**Stated goal**
Keep only the lines of the data below that contain "JSON", and copy them.

=== Exercise materials ===

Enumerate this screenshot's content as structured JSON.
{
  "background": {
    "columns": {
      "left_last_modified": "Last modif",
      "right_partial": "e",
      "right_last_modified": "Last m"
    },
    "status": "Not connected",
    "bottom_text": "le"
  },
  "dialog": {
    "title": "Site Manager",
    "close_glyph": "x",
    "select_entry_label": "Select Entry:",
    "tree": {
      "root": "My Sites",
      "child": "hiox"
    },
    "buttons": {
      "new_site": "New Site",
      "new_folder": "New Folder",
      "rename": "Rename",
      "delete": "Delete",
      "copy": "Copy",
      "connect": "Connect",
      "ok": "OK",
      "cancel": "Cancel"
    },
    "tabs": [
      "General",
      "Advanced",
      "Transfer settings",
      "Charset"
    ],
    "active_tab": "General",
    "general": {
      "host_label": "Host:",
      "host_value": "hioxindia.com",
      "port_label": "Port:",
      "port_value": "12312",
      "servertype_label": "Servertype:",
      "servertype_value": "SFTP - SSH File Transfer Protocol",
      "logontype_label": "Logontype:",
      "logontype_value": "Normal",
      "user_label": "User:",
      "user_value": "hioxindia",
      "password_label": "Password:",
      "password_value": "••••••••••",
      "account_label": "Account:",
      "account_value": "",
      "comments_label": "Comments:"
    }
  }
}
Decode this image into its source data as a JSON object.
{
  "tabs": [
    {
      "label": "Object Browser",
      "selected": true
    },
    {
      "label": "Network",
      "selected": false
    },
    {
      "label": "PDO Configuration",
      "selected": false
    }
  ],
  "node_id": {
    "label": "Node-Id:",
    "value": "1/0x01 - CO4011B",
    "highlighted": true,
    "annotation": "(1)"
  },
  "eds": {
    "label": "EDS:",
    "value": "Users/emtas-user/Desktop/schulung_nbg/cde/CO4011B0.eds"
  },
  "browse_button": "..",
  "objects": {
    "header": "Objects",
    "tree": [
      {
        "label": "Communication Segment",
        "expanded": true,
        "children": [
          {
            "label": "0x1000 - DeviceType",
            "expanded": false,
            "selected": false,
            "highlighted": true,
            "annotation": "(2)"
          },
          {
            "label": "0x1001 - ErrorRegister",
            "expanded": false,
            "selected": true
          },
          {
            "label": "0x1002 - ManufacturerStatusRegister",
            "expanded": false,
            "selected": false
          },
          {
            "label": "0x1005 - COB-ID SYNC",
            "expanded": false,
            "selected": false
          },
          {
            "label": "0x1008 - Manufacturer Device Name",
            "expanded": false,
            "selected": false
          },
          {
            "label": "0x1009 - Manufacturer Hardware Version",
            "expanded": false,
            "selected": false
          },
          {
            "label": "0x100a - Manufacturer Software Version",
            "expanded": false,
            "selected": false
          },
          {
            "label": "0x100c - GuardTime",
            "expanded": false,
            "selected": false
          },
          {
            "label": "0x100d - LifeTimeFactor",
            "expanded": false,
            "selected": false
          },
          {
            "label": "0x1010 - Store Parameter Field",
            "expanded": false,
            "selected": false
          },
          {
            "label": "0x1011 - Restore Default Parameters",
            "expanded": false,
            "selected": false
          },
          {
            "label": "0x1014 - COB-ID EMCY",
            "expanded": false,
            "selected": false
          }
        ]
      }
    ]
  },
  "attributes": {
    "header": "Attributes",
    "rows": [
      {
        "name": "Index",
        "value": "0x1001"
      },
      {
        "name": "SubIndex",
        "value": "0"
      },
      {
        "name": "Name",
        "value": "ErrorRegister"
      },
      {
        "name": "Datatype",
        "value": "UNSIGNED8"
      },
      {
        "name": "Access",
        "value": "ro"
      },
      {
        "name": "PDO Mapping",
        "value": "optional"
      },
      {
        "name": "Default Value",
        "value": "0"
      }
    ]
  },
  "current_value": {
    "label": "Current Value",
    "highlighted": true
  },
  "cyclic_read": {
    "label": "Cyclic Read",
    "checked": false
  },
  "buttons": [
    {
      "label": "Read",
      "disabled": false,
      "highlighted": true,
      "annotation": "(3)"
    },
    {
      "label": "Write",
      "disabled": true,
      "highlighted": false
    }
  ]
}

===

**Answer to the problem**
Enumerate this screenshot's content as structured JSON.
Decode this image into its source data as a JSON object.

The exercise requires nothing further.